US attorney details illegal acts in construction projects, sealing the fate of the “nuclear renaissance”

By Tom Clements | August 31, 2021

VC Summer nuclear site in South Carolina, with operating unit 1 in the background and abandoned twin unit Westinghouse AP1000 nuclear reactor construction in the foreground; Tim Mousseau ©2018. Used with permission. VC Summer nuclear site in South Carolina, with operating unit 1 in the background and abandoned twin unit Westinghouse AP1000 nuclear reactor construction in the foreground; Tim Mousseau ©2018. Used with permission.

The ill-fated construction of new nuclear reactors in South Carolina—one of two such troubled Westinghouse reactor construction projects in the United States—was abruptly terminated on July 31, 2017, but the effort to determine legal accountability for the project’s colossal failure is only now hitting its stride.

The South Carolina legislature conducted hearings about the project’s collapse. But it has fallen to the United States Attorney for South Carolina to outline internal decisions that led to project abandonment—via court filings, plea agreements, and indictments. These filings are proving to be the best documentation so far of criminal behavior related to projects that were part of a much-hyped “nuclear renaissance” that began in the early-2000s but has since petered out in the United States.

On August 18, 2021, a second Westinghouse official was charged in a federal grand jury indictment filed with the court in Columbia, South Carolina. The charges outline “the scheme” to cover up key details about the problem-plagued project to construct two 1,100 megawatt (MW) Westinghouse AP1000 light-water reactors at the VC Summer site north of Columbia.

The project was initiated in May 2008 and gained final approval in February 2009.

*INFORMATION PROVIDED:*
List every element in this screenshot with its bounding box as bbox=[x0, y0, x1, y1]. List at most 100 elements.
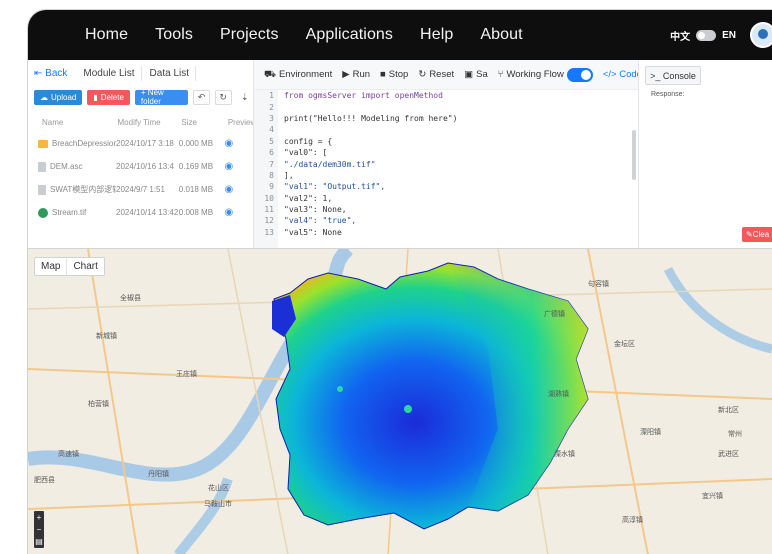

*GIVEN TASK 1:* Summarize the VC Summer article in two sentences.
*GIVEN TASK 2:* How would you render this sentence from the VC Summer article in Spanish: "The project was initiated in May 2008 and gained final approval in February 2009."
*GIVEN TASK 3:* According to the VC Summer article, on what date was the reactor construction in South Carolina terminated?
Work from the VC Summer article alone, not the listing.

*WRITTEN REPLY 1:* Construction of two Westinghouse AP1000 reactors at South Carolina's VC Summer site, begun in May 2008 and finally approved in February 2009, was abruptly terminated on July 31, 2017. The United States Attorney for South Carolina has laid out the internal decisions behind the abandonment through court filings, plea agreements, and indictments, and on August 18, 2021, a second Westinghouse official was charged over a scheme to cover up key details about the project.

*WRITTEN REPLY 2:* El proyecto se inició en mayo de 2008 y obtuvo la aprobación definitiva en febrero de 2009.

*WRITTEN REPLY 3:* July 31, 2017.